Start DATA FOR THIS EXERCISE

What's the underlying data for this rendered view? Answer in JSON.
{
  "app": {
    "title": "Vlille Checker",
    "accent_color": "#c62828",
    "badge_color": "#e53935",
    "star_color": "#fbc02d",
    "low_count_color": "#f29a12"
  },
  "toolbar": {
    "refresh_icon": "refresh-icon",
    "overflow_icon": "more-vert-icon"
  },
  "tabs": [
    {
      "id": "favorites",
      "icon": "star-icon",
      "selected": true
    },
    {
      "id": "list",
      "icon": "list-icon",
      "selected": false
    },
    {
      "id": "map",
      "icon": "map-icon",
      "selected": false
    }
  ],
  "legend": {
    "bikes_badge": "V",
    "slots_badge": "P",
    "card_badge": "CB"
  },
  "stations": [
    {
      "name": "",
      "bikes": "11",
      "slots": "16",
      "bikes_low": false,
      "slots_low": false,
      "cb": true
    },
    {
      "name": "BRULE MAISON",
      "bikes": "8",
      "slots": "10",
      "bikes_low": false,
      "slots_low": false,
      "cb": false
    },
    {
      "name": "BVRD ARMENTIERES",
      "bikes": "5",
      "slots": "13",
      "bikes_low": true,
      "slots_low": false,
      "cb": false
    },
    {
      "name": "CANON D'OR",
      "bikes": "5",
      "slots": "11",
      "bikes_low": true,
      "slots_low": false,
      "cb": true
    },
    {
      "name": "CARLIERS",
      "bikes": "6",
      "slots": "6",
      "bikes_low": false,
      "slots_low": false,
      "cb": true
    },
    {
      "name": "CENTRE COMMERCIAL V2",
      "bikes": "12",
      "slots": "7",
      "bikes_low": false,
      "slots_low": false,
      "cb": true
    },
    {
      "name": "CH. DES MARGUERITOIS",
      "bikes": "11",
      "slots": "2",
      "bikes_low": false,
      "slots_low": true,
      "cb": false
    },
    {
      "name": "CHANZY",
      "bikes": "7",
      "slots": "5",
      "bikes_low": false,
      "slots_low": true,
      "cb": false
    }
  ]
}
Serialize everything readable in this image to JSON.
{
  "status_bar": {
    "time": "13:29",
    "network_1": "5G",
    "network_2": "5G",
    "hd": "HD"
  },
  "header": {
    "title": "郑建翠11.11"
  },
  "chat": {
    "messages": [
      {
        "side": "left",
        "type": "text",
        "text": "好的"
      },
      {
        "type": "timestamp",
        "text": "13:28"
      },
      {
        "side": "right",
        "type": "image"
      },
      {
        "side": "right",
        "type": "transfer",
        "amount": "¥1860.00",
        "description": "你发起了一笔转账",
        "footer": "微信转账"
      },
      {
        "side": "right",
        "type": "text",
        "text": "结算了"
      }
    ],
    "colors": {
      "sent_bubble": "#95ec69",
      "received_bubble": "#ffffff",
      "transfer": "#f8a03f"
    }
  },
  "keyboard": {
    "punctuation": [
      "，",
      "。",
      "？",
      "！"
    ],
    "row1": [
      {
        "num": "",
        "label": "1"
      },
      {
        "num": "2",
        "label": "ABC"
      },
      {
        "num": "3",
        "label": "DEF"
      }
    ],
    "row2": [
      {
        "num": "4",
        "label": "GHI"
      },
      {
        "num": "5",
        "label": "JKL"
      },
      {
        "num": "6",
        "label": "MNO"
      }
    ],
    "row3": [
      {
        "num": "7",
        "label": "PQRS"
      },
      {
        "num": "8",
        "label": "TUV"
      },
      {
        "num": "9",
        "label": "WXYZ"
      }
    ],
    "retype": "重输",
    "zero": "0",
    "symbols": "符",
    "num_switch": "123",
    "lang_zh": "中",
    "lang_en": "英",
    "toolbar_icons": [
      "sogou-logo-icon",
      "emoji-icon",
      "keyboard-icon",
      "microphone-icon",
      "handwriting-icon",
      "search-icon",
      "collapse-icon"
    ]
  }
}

End DATA FOR THIS EXERCISE

GIVEN REQUEST:
Find the word "JSON" in the entries above and gather every line that holds it.

THE SOLUTION:
What's the underlying data for this rendered view? Answer in JSON.
Serialize everything readable in this image to JSON.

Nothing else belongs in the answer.